[Data records]
┄┄┄┄┄┄┄┄┄┄┄┄┄┄┄┄┄┄┄┄

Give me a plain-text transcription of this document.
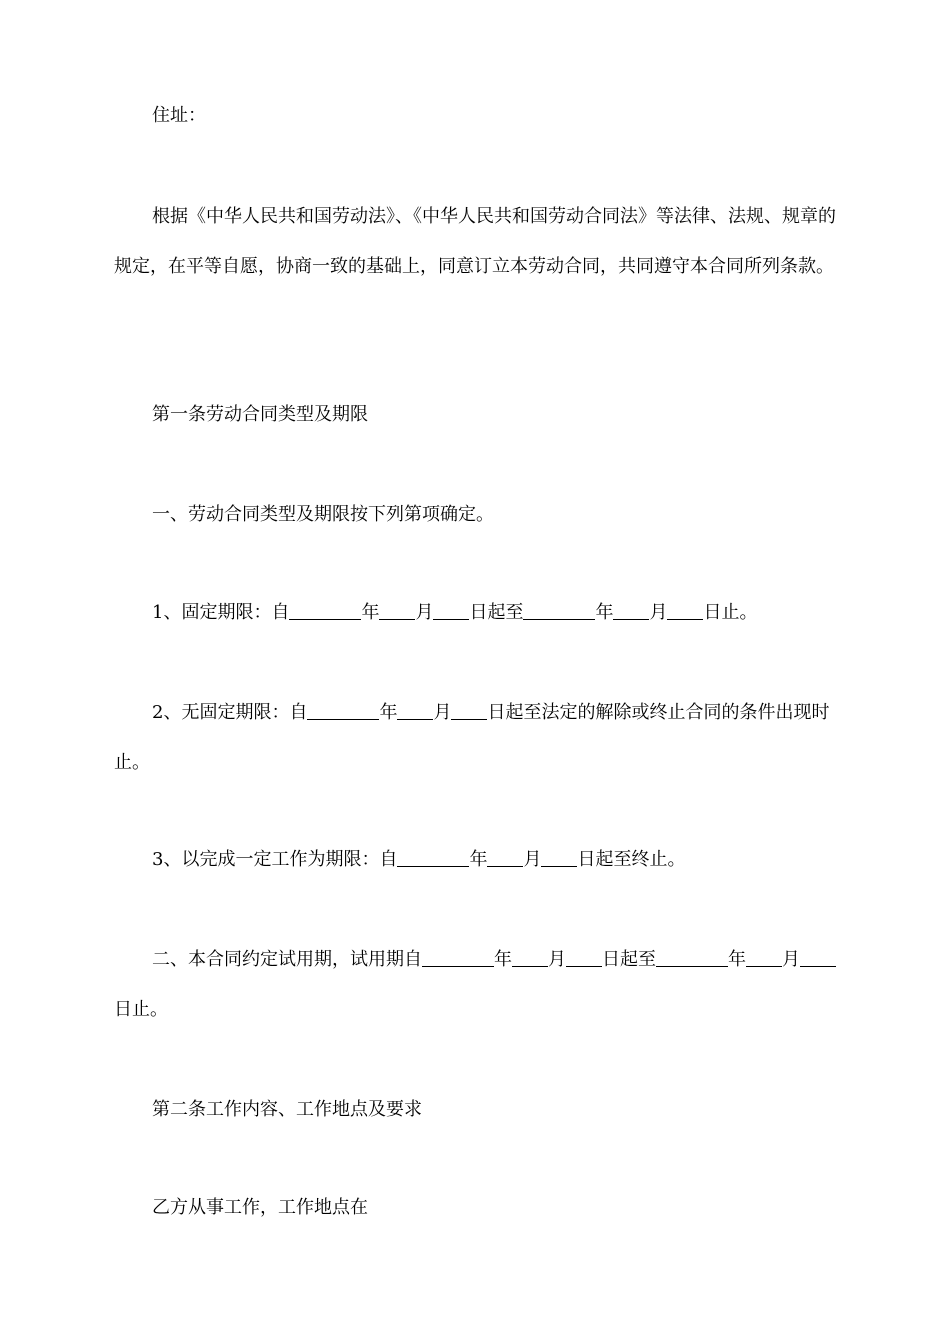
住址：

根据《中华人民共和国劳动法》、《中华人民共和国劳动合同法》等法律、法规、规章的规定，在平等自愿，协商一致的基础上，同意订立本劳动合同，共同遵守本合同所列条款。

第一条劳动合同类型及期限

一、劳动合同类型及期限按下列第项确定。

1、固定期限：自	年 月 日起至	年 月 日止。

2、无固定期限：自	年 月 日起至法定的解除或终止合同的条件出现时止。

3、以完成一定工作为期限：自	年 月 日起至终止。

二、本合同约定试用期，试用期自	年 月 日起至	年 月日止。

第二条工作内容、工作地点及要求

乙方从事工作，工作地点在
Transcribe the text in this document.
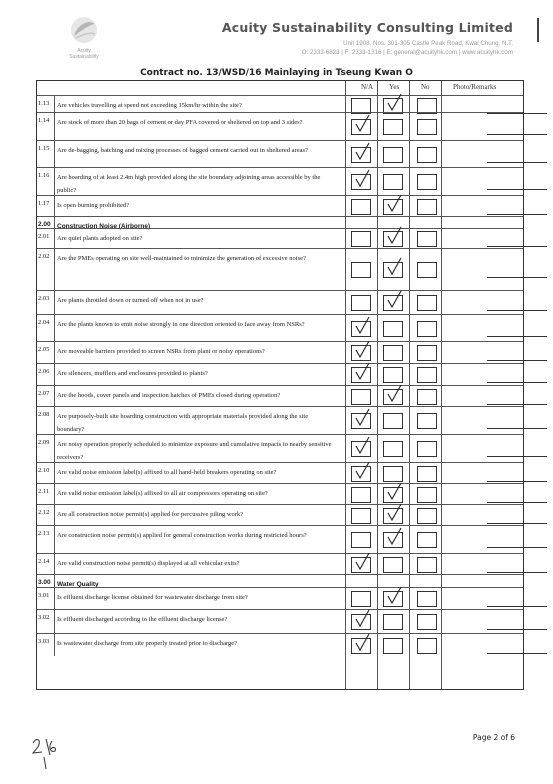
Acuity
Sustainability
Acuity Sustainability Consulting Limited
Unit 1908, Nos. 301-305 Castle Peak Road, Kwai Chung, N.T.
O: 2333-6823 | F: 2333-1316 | E: general@acuityhk.com | www.acuityhk.com
Contract no. 13/WSD/16 Mainlaying in Tseung Kwan O
N/A Yes	No	Photo/Remarks
1.13	Are vehicles travelling at speed not exceeding 15km/hr within the site?
1.14	Are stock of more than 20 bags of cement or day PFA covered or sheltered on top and 3 sides?
1.15	Are de-bagging, batching and mixing processes of bagged cement carried out in sheltered areas?
1.16	Are hoarding of at least 2.4m high provided along the site boundary adjoining areas accessible by the public?
1.17	Is open burning prohibited?
2.00 Construction Noise (Airborne)
2.01	Are quiet plants adopted on site?
2.02	Are the PMEs operating on site well-maintained to minimize the generation of excessive noise?
2.03	Are plants throttled down or turned off when not in use?
2.04	Are the plants known to emit noise strongly in one direction oriented to face away from NSRs?
2.05	Are moveable barriers provided to screen NSRs from plant or noisy operations?
2.06	Are silencers, mufflers and enclosures provided to plants?
2.07	Are the hoods, cover panels and inspection hatches of PMEs closed during operation?
2.08	Are purposely-built site hoarding construction with appropriate materials provided along the site boundary?
2.09	Are noisy operation properly scheduled to minimize exposure and cumulative impacts to nearby sensitive receivers?
2.10	Are valid noise emission label(s) affixed to all hand-held breakers operating on site?
2.11	Are valid noise emission label(s) affixed to all air compressors operating on site?
2.12	Are all construction noise permit(s) applied for percussive piling work?
2.13	Are construction noise permit(s) applied for general construction works during restricted hours?
2.14	Are valid construction noise permit(s) displayed at all vehicular exits?
3.00 Water Quality
3.01	Is effluent discharge license obtained for wastewater discharge from site?
3.02	Is effluent discharged according to the effluent discharge license?
3.03	Is wastewater discharge from site properly treated prior to discharge?
Page 2 of 6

┄┄┄┄┄┄┄┄┄┄┄┄┄┄┄┄┄┄┄┄

Task:
The material above holds pictures; copy everything else in it exactly.

Response:
Give me a plain-text transcription of this document.
住址：

根据《中华人民共和国劳动法》、《中华人民共和国劳动合同法》等法律、法规、规章的规定，在平等自愿，协商一致的基础上，同意订立本劳动合同，共同遵守本合同所列条款。

第一条劳动合同类型及期限

一、劳动合同类型及期限按下列第项确定。

1、固定期限：自	年 月 日起至	年 月 日止。

2、无固定期限：自	年 月 日起至法定的解除或终止合同的条件出现时止。

3、以完成一定工作为期限：自	年 月 日起至终止。

二、本合同约定试用期，试用期自	年 月 日起至	年 月日止。

第二条工作内容、工作地点及要求

乙方从事工作，工作地点在
Transcribe the text in this document.
Acuity
Sustainability
Acuity Sustainability Consulting Limited
Unit 1908, Nos. 301-305 Castle Peak Road, Kwai Chung, N.T.
O: 2333-6823 | F: 2333-1316 | E: general@acuityhk.com | www.acuityhk.com
Contract no. 13/WSD/16 Mainlaying in Tseung Kwan O
N/A Yes	No	Photo/Remarks
1.13	Are vehicles travelling at speed not exceeding 15km/hr within the site?
1.14	Are stock of more than 20 bags of cement or day PFA covered or sheltered on top and 3 sides?
1.15	Are de-bagging, batching and mixing processes of bagged cement carried out in sheltered areas?
1.16	Are hoarding of at least 2.4m high provided along the site boundary adjoining areas accessible by the public?
1.17	Is open burning prohibited?
2.00 Construction Noise (Airborne)
2.01	Are quiet plants adopted on site?
2.02	Are the PMEs operating on site well-maintained to minimize the generation of excessive noise?
2.03	Are plants throttled down or turned off when not in use?
2.04	Are the plants known to emit noise strongly in one direction oriented to face away from NSRs?
2.05	Are moveable barriers provided to screen NSRs from plant or noisy operations?
2.06	Are silencers, mufflers and enclosures provided to plants?
2.07	Are the hoods, cover panels and inspection hatches of PMEs closed during operation?
2.08	Are purposely-built site hoarding construction with appropriate materials provided along the site boundary?
2.09	Are noisy operation properly scheduled to minimize exposure and cumulative impacts to nearby sensitive receivers?
2.10	Are valid noise emission label(s) affixed to all hand-held breakers operating on site?
2.11	Are valid noise emission label(s) affixed to all air compressors operating on site?
2.12	Are all construction noise permit(s) applied for percussive piling work?
2.13	Are construction noise permit(s) applied for general construction works during restricted hours?
2.14	Are valid construction noise permit(s) displayed at all vehicular exits?
3.00 Water Quality
3.01	Is effluent discharge license obtained for wastewater discharge from site?
3.02	Is effluent discharged according to the effluent discharge license?
3.03	Is wastewater discharge from site properly treated prior to discharge?
Page 2 of 6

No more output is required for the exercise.